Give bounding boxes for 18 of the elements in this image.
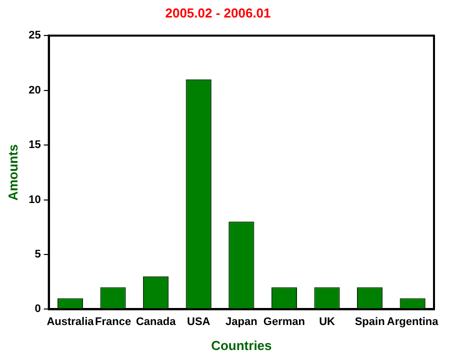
x-tick-label: Japan [226,316,258,328]
y-tick-label: 20 [28,84,41,96]
y-tick-label: 10 [28,194,41,206]
x-tick-label: Australia [46,316,95,328]
x-tick-label: German [263,316,306,328]
y-tick-label: 0 [34,303,41,316]
y-tick-label: 25 [28,30,41,42]
x-tick-label: Spain [354,316,386,328]
chart-title: 2005.02 - 2006.01 [165,5,271,20]
y-tick-label: 5 [34,248,41,261]
x-tick-label: Argentina [386,316,440,328]
x-tick-label: UK [319,316,336,328]
x-tick-label: France [94,316,132,328]
y-axis-title: Amounts [5,144,20,201]
x-tick-label: USA [187,316,210,328]
x-axis-title: Countries [211,338,272,353]
y-tick-label: 15 [28,139,41,152]
x-tick-label: Canada [136,316,177,328]
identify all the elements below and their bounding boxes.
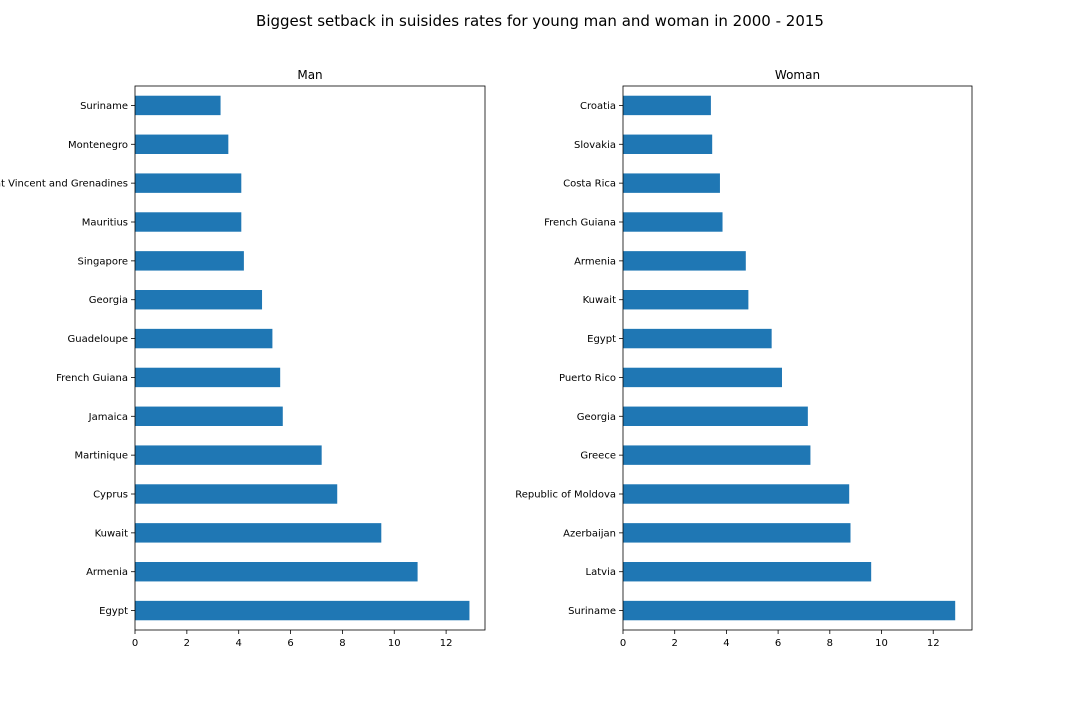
woman-category-label: Kuwait — [583, 295, 616, 306]
woman-x-tick-label: 8 — [827, 638, 833, 649]
man-bar — [135, 406, 283, 426]
woman-category-label: Republic of Moldova — [515, 490, 616, 501]
man-subplot: Suriname Montenegro Saint Vincent and Gren… — [0, 68, 486, 649]
man-x-tick-label: 4 — [236, 638, 242, 649]
man-category-label: Singapore — [78, 256, 128, 267]
woman-category-label: Croatia — [580, 101, 616, 112]
woman-x-tick-label: 6 — [775, 638, 781, 649]
man-x-tick-label: 6 — [287, 638, 293, 649]
man-bar — [135, 290, 263, 310]
woman-bar — [623, 445, 811, 465]
man-category-label: Suriname — [80, 101, 128, 112]
woman-x-tick-label: 0 — [620, 638, 626, 649]
woman-category-label: Slovakia — [574, 140, 616, 151]
woman-category-label: Suriname — [568, 606, 616, 617]
woman-bar — [623, 562, 872, 582]
man-bar — [135, 367, 281, 388]
woman-x-tick-label: 4 — [723, 638, 729, 649]
man-x-tick-label: 0 — [132, 638, 138, 649]
woman-category-label: Latvia — [586, 567, 616, 578]
man-category-label: Cyprus — [93, 490, 128, 501]
man-category-label: Armenia — [86, 567, 128, 578]
man-bar — [135, 328, 273, 349]
woman-bar — [623, 523, 851, 543]
woman-bar — [623, 328, 772, 349]
man-bar — [135, 484, 338, 504]
man-category-label: Montenegro — [68, 140, 128, 151]
woman-bar — [623, 95, 711, 116]
man-bar — [135, 95, 221, 116]
man-category-label: Saint Vincent and Grenadines — [0, 179, 128, 190]
woman-category-label: French Guiana — [544, 218, 616, 229]
woman-category-label: Azerbaijan — [563, 528, 616, 539]
man-category-label: Martinique — [74, 451, 128, 462]
man-bar — [135, 445, 322, 465]
man-bar — [135, 600, 470, 621]
woman-category-label: Armenia — [574, 256, 616, 267]
woman-category-label: Costa Rica — [563, 179, 616, 190]
man-category-label: Guadeloupe — [68, 334, 128, 345]
woman-bar — [623, 212, 723, 232]
man-category-label: Georgia — [89, 295, 128, 306]
woman-x-tick-label: 10 — [875, 638, 888, 649]
man-category-label: Mauritius — [82, 218, 128, 229]
woman-category-label: Greece — [580, 451, 616, 462]
man-x-tick-label: 12 — [440, 638, 453, 649]
figure-title: Biggest setback in suisides rates for yo… — [256, 12, 824, 30]
man-x-tick-label: 8 — [339, 638, 345, 649]
man-category-label: Egypt — [99, 606, 128, 617]
woman-bar — [623, 484, 850, 504]
man-bar — [135, 134, 229, 154]
man-x-tick-label: 2 — [184, 638, 190, 649]
woman-subplot: Croatia Slovakia Costa Rica French Guiana Ar… — [515, 68, 973, 649]
man-axes-frame — [134, 85, 486, 631]
man-category-label: Kuwait — [95, 528, 128, 539]
woman-bar — [623, 173, 720, 193]
woman-x-tick-label: 2 — [672, 638, 678, 649]
woman-category-label: Egypt — [587, 334, 616, 345]
man-category-label: Jamaica — [88, 412, 128, 423]
man-category-label: French Guiana — [56, 373, 128, 384]
man-bar — [135, 251, 244, 271]
woman-subplot-title: Woman — [775, 68, 820, 82]
woman-bar — [623, 367, 782, 388]
woman-category-label: Puerto Rico — [559, 373, 616, 384]
man-bar — [135, 562, 418, 582]
woman-bar — [623, 600, 956, 621]
man-bar — [135, 523, 382, 543]
woman-axes-frame — [622, 85, 973, 631]
woman-bar — [623, 134, 713, 154]
woman-category-label: Georgia — [577, 412, 616, 423]
man-x-tick-label: 10 — [388, 638, 401, 649]
man-bar — [135, 173, 242, 193]
man-subplot-title: Man — [297, 68, 322, 82]
woman-bar — [623, 406, 808, 426]
woman-bar — [623, 290, 749, 310]
woman-bar — [623, 251, 746, 271]
man-bar — [135, 212, 242, 232]
woman-x-tick-label: 12 — [927, 638, 940, 649]
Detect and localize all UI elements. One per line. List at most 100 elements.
++++++
WRITTEN REQUEST: Retype the items from the line with "x-tick-label: Japan [226,316,258,328]" to the line with "y-tick-label: 5 [34,248,41,261]", keeping every character unchanged.

RESPONSE BELOW:
x-tick-label: Japan [226,316,258,328]
y-tick-label: 20 [28,84,41,96]
y-tick-label: 10 [28,194,41,206]
x-tick-label: Australia [46,316,95,328]
x-tick-label: German [263,316,306,328]
y-tick-label: 0 [34,303,41,316]
y-tick-label: 25 [28,30,41,42]
x-tick-label: Spain [354,316,386,328]
chart-title: 2005.02 - 2006.01 [165,5,271,20]
y-tick-label: 5 [34,248,41,261]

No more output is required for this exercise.